## Recorded data
::::

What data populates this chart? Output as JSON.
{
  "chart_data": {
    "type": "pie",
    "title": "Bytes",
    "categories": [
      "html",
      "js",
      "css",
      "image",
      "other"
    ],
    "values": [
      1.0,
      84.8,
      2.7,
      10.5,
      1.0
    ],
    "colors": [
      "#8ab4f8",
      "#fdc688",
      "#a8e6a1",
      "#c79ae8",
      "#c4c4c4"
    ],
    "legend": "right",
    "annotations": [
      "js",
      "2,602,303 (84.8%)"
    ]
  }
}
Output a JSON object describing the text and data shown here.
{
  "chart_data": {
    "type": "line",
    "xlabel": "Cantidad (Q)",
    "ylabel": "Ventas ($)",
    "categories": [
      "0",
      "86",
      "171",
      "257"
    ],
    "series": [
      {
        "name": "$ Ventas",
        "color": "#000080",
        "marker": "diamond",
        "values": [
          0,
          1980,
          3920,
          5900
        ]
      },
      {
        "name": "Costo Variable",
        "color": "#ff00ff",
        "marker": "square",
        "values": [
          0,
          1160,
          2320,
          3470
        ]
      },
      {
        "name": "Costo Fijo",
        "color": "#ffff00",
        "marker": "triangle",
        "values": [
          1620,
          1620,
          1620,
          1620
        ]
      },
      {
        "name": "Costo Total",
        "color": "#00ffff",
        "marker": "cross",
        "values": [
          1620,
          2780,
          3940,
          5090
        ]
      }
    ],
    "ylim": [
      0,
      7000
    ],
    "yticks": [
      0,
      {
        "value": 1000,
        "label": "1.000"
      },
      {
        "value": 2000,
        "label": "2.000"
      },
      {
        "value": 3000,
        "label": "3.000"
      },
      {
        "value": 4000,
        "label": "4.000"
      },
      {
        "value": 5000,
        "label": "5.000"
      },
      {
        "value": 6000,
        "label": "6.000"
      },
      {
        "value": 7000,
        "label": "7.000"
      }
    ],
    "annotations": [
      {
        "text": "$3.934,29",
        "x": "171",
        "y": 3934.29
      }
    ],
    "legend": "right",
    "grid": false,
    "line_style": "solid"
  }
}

::::

## Task instructions
Search the data above for lines holding "Output" and copy each of them.

## Response to this task
What data populates this chart? Output as JSON.
Output a JSON object describing the text and data shown here.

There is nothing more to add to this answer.